** begin **

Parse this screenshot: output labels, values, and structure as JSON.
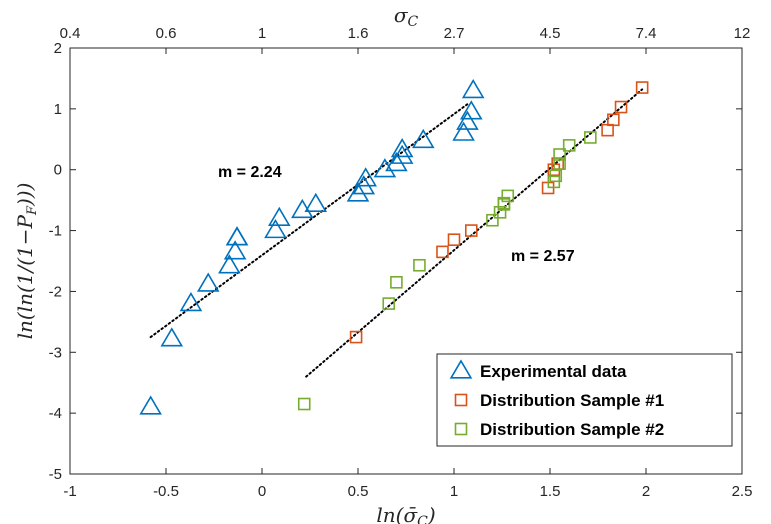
{
  "chart_data": {
    "type": "scatter",
    "title": "",
    "xlabel": "ln(σ̄_C)",
    "x2label": "σ_C",
    "ylabel": "ln(ln(1/(1−P_F)))",
    "xlim": [
      -1,
      2.5
    ],
    "ylim": [
      -5,
      2
    ],
    "x_ticks": [
      "-1",
      "-0.5",
      "0",
      "0.5",
      "1",
      "1.5",
      "2",
      "2.5"
    ],
    "y_ticks": [
      "2",
      "1",
      "0",
      "-1",
      "-2",
      "-3",
      "-4",
      "-5"
    ],
    "x2_ticks": [
      "0.4",
      "0.6",
      "1",
      "1.6",
      "2.7",
      "4.5",
      "7.4",
      "12"
    ],
    "grid": false,
    "legend_position": "bottom-right",
    "series": [
      {
        "name": "Experimental data",
        "marker": "triangle",
        "color": "#0072BD",
        "x": [
          -0.58,
          -0.47,
          -0.37,
          -0.28,
          -0.17,
          -0.14,
          -0.13,
          -0.13,
          0.07,
          0.09,
          0.21,
          0.28,
          0.5,
          0.53,
          0.54,
          0.64,
          0.7,
          0.73,
          0.73,
          0.84,
          1.05,
          1.07,
          1.09,
          1.1
        ],
        "y": [
          -3.9,
          -2.78,
          -2.2,
          -1.88,
          -1.58,
          -1.35,
          -1.12,
          -1.12,
          -1.0,
          -0.8,
          -0.67,
          -0.57,
          -0.4,
          -0.28,
          -0.15,
          0.0,
          0.1,
          0.22,
          0.33,
          0.48,
          0.6,
          0.78,
          0.95,
          1.3
        ]
      },
      {
        "name": "Distribution Sample #1",
        "marker": "square",
        "color": "#D95319",
        "x": [
          0.49,
          0.94,
          1.0,
          1.09,
          1.49,
          1.52,
          1.54,
          1.8,
          1.83,
          1.87,
          1.98
        ],
        "y": [
          -2.75,
          -1.35,
          -1.15,
          -1.0,
          -0.3,
          0.0,
          0.1,
          0.65,
          0.82,
          1.03,
          1.35
        ]
      },
      {
        "name": "Distribution Sample #2",
        "marker": "square",
        "color": "#77AC30",
        "x": [
          0.22,
          0.66,
          0.7,
          0.82,
          1.2,
          1.24,
          1.26,
          1.26,
          1.28,
          1.52,
          1.53,
          1.55,
          1.55,
          1.6,
          1.71
        ],
        "y": [
          -3.85,
          -2.2,
          -1.85,
          -1.57,
          -0.83,
          -0.7,
          -0.55,
          -0.57,
          -0.43,
          -0.2,
          -0.1,
          0.1,
          0.25,
          0.4,
          0.53
        ]
      }
    ],
    "fit_lines": [
      {
        "label": "m = 2.24",
        "slope": 2.24,
        "x": [
          -0.58,
          1.08
        ],
        "y": [
          -2.75,
          1.1
        ]
      },
      {
        "label": "m = 2.57",
        "slope": 2.57,
        "x": [
          0.23,
          1.98
        ],
        "y": [
          -3.4,
          1.32
        ]
      }
    ],
    "annotations": [
      "m = 2.24",
      "m = 2.57"
    ]
  }
}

** end **

== TASK INSTRUCTIONS ==
Quote each line of the listing exactly, but leave the pictures out.

== TASK RESPONSE ==
Parse this screenshot: output labels, values, and structure as JSON.
{
  "chart_data": {
    "type": "scatter",
    "title": "",
    "xlabel": "ln(σ̄_C)",
    "x2label": "σ_C",
    "ylabel": "ln(ln(1/(1−P_F)))",
    "xlim": [
      -1,
      2.5
    ],
    "ylim": [
      -5,
      2
    ],
    "x_ticks": [
      "-1",
      "-0.5",
      "0",
      "0.5",
      "1",
      "1.5",
      "2",
      "2.5"
    ],
    "y_ticks": [
      "2",
      "1",
      "0",
      "-1",
      "-2",
      "-3",
      "-4",
      "-5"
    ],
    "x2_ticks": [
      "0.4",
      "0.6",
      "1",
      "1.6",
      "2.7",
      "4.5",
      "7.4",
      "12"
    ],
    "grid": false,
    "legend_position": "bottom-right",
    "series": [
      {
        "name": "Experimental data",
        "marker": "triangle",
        "color": "#0072BD",
        "x": [
          -0.58,
          -0.47,
          -0.37,
          -0.28,
          -0.17,
          -0.14,
          -0.13,
          -0.13,
          0.07,
          0.09,
          0.21,
          0.28,
          0.5,
          0.53,
          0.54,
          0.64,
          0.7,
          0.73,
          0.73,
          0.84,
          1.05,
          1.07,
          1.09,
          1.1
        ],
        "y": [
          -3.9,
          -2.78,
          -2.2,
          -1.88,
          -1.58,
          -1.35,
          -1.12,
          -1.12,
          -1.0,
          -0.8,
          -0.67,
          -0.57,
          -0.4,
          -0.28,
          -0.15,
          0.0,
          0.1,
          0.22,
          0.33,
          0.48,
          0.6,
          0.78,
          0.95,
          1.3
        ]
      },
      {
        "name": "Distribution Sample #1",
        "marker": "square",
        "color": "#D95319",
        "x": [
          0.49,
          0.94,
          1.0,
          1.09,
          1.49,
          1.52,
          1.54,
          1.8,
          1.83,
          1.87,
          1.98
        ],
        "y": [
          -2.75,
          -1.35,
          -1.15,
          -1.0,
          -0.3,
          0.0,
          0.1,
          0.65,
          0.82,
          1.03,
          1.35
        ]
      },
      {
        "name": "Distribution Sample #2",
        "marker": "square",
        "color": "#77AC30",
        "x": [
          0.22,
          0.66,
          0.7,
          0.82,
          1.2,
          1.24,
          1.26,
          1.26,
          1.28,
          1.52,
          1.53,
          1.55,
          1.55,
          1.6,
          1.71
        ],
        "y": [
          -3.85,
          -2.2,
          -1.85,
          -1.57,
          -0.83,
          -0.7,
          -0.55,
          -0.57,
          -0.43,
          -0.2,
          -0.1,
          0.1,
          0.25,
          0.4,
          0.53
        ]
      }
    ],
    "fit_lines": [
      {
        "label": "m = 2.24",
        "slope": 2.24,
        "x": [
          -0.58,
          1.08
        ],
        "y": [
          -2.75,
          1.1
        ]
      },
      {
        "label": "m = 2.57",
        "slope": 2.57,
        "x": [
          0.23,
          1.98
        ],
        "y": [
          -3.4,
          1.32
        ]
      }
    ],
    "annotations": [
      "m = 2.24",
      "m = 2.57"
    ]
  }
}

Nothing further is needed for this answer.